> Set problem:
The entries need to be copied exactly.

> Exercise input:
=====

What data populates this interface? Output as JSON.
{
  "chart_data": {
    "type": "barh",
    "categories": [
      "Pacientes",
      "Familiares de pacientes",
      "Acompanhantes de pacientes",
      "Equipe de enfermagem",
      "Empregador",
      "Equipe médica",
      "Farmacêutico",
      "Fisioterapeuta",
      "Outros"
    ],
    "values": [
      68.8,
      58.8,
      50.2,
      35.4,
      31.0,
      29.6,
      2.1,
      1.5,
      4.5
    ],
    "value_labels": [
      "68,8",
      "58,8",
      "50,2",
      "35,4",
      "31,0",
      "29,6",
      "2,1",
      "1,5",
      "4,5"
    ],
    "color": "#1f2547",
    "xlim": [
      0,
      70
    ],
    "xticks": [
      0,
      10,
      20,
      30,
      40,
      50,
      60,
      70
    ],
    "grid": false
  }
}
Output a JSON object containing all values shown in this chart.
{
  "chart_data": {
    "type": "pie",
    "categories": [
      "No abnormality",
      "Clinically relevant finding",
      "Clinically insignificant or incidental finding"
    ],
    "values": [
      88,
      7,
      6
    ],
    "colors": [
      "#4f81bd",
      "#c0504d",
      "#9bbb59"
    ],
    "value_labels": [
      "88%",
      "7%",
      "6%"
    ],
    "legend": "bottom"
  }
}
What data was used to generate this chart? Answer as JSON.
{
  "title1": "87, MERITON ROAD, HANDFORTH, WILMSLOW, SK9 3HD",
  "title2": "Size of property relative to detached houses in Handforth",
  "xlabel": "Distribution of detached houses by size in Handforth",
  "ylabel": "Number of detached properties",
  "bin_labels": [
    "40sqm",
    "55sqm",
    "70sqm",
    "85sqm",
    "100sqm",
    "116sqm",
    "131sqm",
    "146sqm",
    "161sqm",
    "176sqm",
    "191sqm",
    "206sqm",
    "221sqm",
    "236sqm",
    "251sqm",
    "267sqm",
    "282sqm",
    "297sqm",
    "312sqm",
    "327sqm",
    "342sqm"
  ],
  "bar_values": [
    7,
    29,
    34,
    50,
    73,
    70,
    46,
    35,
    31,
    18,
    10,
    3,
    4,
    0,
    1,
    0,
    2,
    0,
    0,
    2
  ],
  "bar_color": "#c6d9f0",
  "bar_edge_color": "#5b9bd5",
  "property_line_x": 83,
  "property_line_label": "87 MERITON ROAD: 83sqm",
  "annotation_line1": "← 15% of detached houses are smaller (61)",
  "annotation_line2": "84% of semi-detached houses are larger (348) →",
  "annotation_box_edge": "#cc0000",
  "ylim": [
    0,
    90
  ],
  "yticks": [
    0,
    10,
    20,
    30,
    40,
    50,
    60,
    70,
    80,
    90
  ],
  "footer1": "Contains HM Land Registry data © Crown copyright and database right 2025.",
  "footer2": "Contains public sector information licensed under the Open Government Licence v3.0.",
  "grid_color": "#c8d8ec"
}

=====

> Response:
What data populates this interface? Output as JSON.
{
  "chart_data": {
    "type": "barh",
    "categories": [
      "Pacientes",
      "Familiares de pacientes",
      "Acompanhantes de pacientes",
      "Equipe de enfermagem",
      "Empregador",
      "Equipe médica",
      "Farmacêutico",
      "Fisioterapeuta",
      "Outros"
    ],
    "values": [
      68.8,
      58.8,
      50.2,
      35.4,
      31.0,
      29.6,
      2.1,
      1.5,
      4.5
    ],
    "value_labels": [
      "68,8",
      "58,8",
      "50,2",
      "35,4",
      "31,0",
      "29,6",
      "2,1",
      "1,5",
      "4,5"
    ],
    "color": "#1f2547",
    "xlim": [
      0,
      70
    ],
    "xticks": [
      0,
      10,
      20,
      30,
      40,
      50,
      60,
      70
    ],
    "grid": false
  }
}
Output a JSON object containing all values shown in this chart.
{
  "chart_data": {
    "type": "pie",
    "categories": [
      "No abnormality",
      "Clinically relevant finding",
      "Clinically insignificant or incidental finding"
    ],
    "values": [
      88,
      7,
      6
    ],
    "colors": [
      "#4f81bd",
      "#c0504d",
      "#9bbb59"
    ],
    "value_labels": [
      "88%",
      "7%",
      "6%"
    ],
    "legend": "bottom"
  }
}
What data was used to generate this chart? Answer as JSON.
{
  "title1": "87, MERITON ROAD, HANDFORTH, WILMSLOW, SK9 3HD",
  "title2": "Size of property relative to detached houses in Handforth",
  "xlabel": "Distribution of detached houses by size in Handforth",
  "ylabel": "Number of detached properties",
  "bin_labels": [
    "40sqm",
    "55sqm",
    "70sqm",
    "85sqm",
    "100sqm",
    "116sqm",
    "131sqm",
    "146sqm",
    "161sqm",
    "176sqm",
    "191sqm",
    "206sqm",
    "221sqm",
    "236sqm",
    "251sqm",
    "267sqm",
    "282sqm",
    "297sqm",
    "312sqm",
    "327sqm",
    "342sqm"
  ],
  "bar_values": [
    7,
    29,
    34,
    50,
    73,
    70,
    46,
    35,
    31,
    18,
    10,
    3,
    4,
    0,
    1,
    0,
    2,
    0,
    0,
    2
  ],
  "bar_color": "#c6d9f0",
  "bar_edge_color": "#5b9bd5",
  "property_line_x": 83,
  "property_line_label": "87 MERITON ROAD: 83sqm",
  "annotation_line1": "← 15% of detached houses are smaller (61)",
  "annotation_line2": "84% of semi-detached houses are larger (348) →",
  "annotation_box_edge": "#cc0000",
  "ylim": [
    0,
    90
  ],
  "yticks": [
    0,
    10,
    20,
    30,
    40,
    50,
    60,
    70,
    80,
    90
  ],
  "footer1": "Contains HM Land Registry data © Crown copyright and database right 2025.",
  "footer2": "Contains public sector information licensed under the Open Government Licence v3.0.",
  "grid_color": "#c8d8ec"
}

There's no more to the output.